**GIVEN PROBLEM:**
Whenever a line below holds the word "редактора", copy that line.

-- START DATA ROWS --

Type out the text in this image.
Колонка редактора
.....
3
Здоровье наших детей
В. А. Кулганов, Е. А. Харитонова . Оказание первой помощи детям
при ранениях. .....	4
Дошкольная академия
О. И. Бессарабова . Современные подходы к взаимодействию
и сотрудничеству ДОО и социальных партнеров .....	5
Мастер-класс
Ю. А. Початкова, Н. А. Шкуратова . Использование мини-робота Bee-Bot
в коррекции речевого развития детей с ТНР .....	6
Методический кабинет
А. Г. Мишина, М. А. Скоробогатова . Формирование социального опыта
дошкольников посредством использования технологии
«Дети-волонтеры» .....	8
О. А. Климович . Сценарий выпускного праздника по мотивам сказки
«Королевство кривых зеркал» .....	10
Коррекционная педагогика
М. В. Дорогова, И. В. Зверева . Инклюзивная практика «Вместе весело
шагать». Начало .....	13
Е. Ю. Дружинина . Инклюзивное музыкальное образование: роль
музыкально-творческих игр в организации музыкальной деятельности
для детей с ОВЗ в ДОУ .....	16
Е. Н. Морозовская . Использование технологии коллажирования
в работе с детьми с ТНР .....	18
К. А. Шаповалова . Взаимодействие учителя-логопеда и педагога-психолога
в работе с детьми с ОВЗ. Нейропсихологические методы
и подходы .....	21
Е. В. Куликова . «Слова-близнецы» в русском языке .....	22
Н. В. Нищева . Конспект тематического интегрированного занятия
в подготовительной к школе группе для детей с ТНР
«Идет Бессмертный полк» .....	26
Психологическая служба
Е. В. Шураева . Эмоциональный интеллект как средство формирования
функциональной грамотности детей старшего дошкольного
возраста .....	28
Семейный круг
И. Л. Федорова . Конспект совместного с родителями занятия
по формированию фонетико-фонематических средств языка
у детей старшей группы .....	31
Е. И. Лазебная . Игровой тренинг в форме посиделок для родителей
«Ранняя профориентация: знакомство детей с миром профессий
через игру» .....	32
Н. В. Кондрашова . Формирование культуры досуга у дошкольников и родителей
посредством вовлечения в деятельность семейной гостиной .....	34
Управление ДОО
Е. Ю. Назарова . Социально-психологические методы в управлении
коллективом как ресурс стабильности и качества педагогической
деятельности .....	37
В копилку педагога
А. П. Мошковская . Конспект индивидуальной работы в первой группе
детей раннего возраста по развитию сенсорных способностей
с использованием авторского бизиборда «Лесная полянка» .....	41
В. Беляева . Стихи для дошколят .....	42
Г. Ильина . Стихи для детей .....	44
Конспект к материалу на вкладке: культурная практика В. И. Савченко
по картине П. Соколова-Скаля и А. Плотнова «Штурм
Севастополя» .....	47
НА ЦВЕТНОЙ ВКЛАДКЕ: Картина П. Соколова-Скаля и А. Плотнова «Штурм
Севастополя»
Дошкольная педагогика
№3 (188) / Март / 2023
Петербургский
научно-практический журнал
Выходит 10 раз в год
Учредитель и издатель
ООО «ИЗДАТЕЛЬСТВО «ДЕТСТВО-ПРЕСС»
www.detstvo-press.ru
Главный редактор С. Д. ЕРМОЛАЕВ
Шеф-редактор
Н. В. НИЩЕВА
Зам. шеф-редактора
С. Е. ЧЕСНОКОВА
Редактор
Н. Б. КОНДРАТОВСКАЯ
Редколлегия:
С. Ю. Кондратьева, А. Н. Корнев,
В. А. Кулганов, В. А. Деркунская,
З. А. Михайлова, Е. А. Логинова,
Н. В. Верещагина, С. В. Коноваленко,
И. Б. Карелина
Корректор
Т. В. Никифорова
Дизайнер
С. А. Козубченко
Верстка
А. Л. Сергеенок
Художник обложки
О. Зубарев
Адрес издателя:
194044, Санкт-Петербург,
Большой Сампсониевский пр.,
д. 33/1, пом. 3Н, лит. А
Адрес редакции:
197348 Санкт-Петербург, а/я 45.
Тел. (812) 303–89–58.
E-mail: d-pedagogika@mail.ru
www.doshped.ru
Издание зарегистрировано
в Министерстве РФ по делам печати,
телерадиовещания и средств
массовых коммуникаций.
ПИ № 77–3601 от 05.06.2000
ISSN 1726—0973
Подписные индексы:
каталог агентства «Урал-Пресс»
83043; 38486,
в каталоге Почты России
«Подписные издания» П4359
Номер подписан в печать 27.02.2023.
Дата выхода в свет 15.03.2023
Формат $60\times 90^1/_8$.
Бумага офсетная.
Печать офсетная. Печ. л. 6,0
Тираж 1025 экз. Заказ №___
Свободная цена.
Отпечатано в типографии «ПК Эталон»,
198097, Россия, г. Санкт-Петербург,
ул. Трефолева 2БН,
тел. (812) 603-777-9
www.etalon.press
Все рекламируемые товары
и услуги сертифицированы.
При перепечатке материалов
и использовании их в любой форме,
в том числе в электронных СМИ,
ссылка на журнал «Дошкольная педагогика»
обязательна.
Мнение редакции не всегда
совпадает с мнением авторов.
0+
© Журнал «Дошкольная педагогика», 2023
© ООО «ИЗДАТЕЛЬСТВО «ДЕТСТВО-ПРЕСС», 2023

-- END DATA ROWS --

**SOLUTION FOR THIS PROBLEM:**
Колонка редактора
Зам. шеф-редактора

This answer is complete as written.